STATED EXERCISE: Exactly as given, repeat all of the entries.

(Structured figure records)
=-=-=

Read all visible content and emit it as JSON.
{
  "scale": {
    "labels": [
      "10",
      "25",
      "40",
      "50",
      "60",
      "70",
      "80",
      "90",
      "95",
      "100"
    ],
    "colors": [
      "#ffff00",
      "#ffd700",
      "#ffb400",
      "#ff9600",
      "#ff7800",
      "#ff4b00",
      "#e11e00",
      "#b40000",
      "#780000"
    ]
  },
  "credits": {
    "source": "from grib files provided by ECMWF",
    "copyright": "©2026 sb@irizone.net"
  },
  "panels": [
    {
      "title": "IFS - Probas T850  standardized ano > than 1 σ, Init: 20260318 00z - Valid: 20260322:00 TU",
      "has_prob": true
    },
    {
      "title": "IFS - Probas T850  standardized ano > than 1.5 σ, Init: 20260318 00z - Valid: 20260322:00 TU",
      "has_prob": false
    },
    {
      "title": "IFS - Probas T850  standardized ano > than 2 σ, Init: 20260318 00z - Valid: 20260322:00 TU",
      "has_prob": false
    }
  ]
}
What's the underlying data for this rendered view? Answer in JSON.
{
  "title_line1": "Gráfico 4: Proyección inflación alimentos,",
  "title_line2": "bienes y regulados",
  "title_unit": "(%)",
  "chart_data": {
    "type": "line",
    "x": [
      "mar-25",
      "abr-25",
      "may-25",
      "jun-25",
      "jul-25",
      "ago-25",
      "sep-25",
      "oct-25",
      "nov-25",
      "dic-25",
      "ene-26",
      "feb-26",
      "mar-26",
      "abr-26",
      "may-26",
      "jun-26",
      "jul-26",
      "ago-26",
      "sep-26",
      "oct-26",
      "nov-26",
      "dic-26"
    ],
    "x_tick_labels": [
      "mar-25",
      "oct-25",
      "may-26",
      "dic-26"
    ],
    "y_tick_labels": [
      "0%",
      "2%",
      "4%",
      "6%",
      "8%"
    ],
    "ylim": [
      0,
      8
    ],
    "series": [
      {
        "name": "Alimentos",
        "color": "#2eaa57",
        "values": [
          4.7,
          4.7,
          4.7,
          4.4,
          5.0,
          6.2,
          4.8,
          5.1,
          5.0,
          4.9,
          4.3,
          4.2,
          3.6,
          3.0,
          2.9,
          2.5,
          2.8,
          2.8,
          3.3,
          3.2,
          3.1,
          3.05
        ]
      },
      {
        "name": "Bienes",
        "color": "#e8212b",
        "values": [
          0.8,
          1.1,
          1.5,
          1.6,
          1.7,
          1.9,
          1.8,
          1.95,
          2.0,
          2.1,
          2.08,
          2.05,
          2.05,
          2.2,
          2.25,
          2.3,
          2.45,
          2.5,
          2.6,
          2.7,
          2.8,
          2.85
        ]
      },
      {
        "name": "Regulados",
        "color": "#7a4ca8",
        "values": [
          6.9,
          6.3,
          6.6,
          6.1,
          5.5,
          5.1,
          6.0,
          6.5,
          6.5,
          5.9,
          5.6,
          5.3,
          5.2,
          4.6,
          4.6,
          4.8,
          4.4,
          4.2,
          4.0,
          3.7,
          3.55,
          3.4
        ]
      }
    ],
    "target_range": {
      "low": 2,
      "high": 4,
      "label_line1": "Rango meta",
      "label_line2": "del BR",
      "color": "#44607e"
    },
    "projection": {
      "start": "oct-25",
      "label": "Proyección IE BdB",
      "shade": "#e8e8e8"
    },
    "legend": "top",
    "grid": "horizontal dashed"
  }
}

=-=-=

RESULT OF THIS TASK:
Read all visible content and emit it as JSON.
{
  "scale": {
    "labels": [
      "10",
      "25",
      "40",
      "50",
      "60",
      "70",
      "80",
      "90",
      "95",
      "100"
    ],
    "colors": [
      "#ffff00",
      "#ffd700",
      "#ffb400",
      "#ff9600",
      "#ff7800",
      "#ff4b00",
      "#e11e00",
      "#b40000",
      "#780000"
    ]
  },
  "credits": {
    "source": "from grib files provided by ECMWF",
    "copyright": "©2026 sb@irizone.net"
  },
  "panels": [
    {
      "title": "IFS - Probas T850  standardized ano > than 1 σ, Init: 20260318 00z - Valid: 20260322:00 TU",
      "has_prob": true
    },
    {
      "title": "IFS - Probas T850  standardized ano > than 1.5 σ, Init: 20260318 00z - Valid: 20260322:00 TU",
      "has_prob": false
    },
    {
      "title": "IFS - Probas T850  standardized ano > than 2 σ, Init: 20260318 00z - Valid: 20260322:00 TU",
      "has_prob": false
    }
  ]
}
What's the underlying data for this rendered view? Answer in JSON.
{
  "title_line1": "Gráfico 4: Proyección inflación alimentos,",
  "title_line2": "bienes y regulados",
  "title_unit": "(%)",
  "chart_data": {
    "type": "line",
    "x": [
      "mar-25",
      "abr-25",
      "may-25",
      "jun-25",
      "jul-25",
      "ago-25",
      "sep-25",
      "oct-25",
      "nov-25",
      "dic-25",
      "ene-26",
      "feb-26",
      "mar-26",
      "abr-26",
      "may-26",
      "jun-26",
      "jul-26",
      "ago-26",
      "sep-26",
      "oct-26",
      "nov-26",
      "dic-26"
    ],
    "x_tick_labels": [
      "mar-25",
      "oct-25",
      "may-26",
      "dic-26"
    ],
    "y_tick_labels": [
      "0%",
      "2%",
      "4%",
      "6%",
      "8%"
    ],
    "ylim": [
      0,
      8
    ],
    "series": [
      {
        "name": "Alimentos",
        "color": "#2eaa57",
        "values": [
          4.7,
          4.7,
          4.7,
          4.4,
          5.0,
          6.2,
          4.8,
          5.1,
          5.0,
          4.9,
          4.3,
          4.2,
          3.6,
          3.0,
          2.9,
          2.5,
          2.8,
          2.8,
          3.3,
          3.2,
          3.1,
          3.05
        ]
      },
      {
        "name": "Bienes",
        "color": "#e8212b",
        "values": [
          0.8,
          1.1,
          1.5,
          1.6,
          1.7,
          1.9,
          1.8,
          1.95,
          2.0,
          2.1,
          2.08,
          2.05,
          2.05,
          2.2,
          2.25,
          2.3,
          2.45,
          2.5,
          2.6,
          2.7,
          2.8,
          2.85
        ]
      },
      {
        "name": "Regulados",
        "color": "#7a4ca8",
        "values": [
          6.9,
          6.3,
          6.6,
          6.1,
          5.5,
          5.1,
          6.0,
          6.5,
          6.5,
          5.9,
          5.6,
          5.3,
          5.2,
          4.6,
          4.6,
          4.8,
          4.4,
          4.2,
          4.0,
          3.7,
          3.55,
          3.4
        ]
      }
    ],
    "target_range": {
      "low": 2,
      "high": 4,
      "label_line1": "Rango meta",
      "label_line2": "del BR",
      "color": "#44607e"
    },
    "projection": {
      "start": "oct-25",
      "label": "Proyección IE BdB",
      "shade": "#e8e8e8"
    },
    "legend": "top",
    "grid": "horizontal dashed"
  }
}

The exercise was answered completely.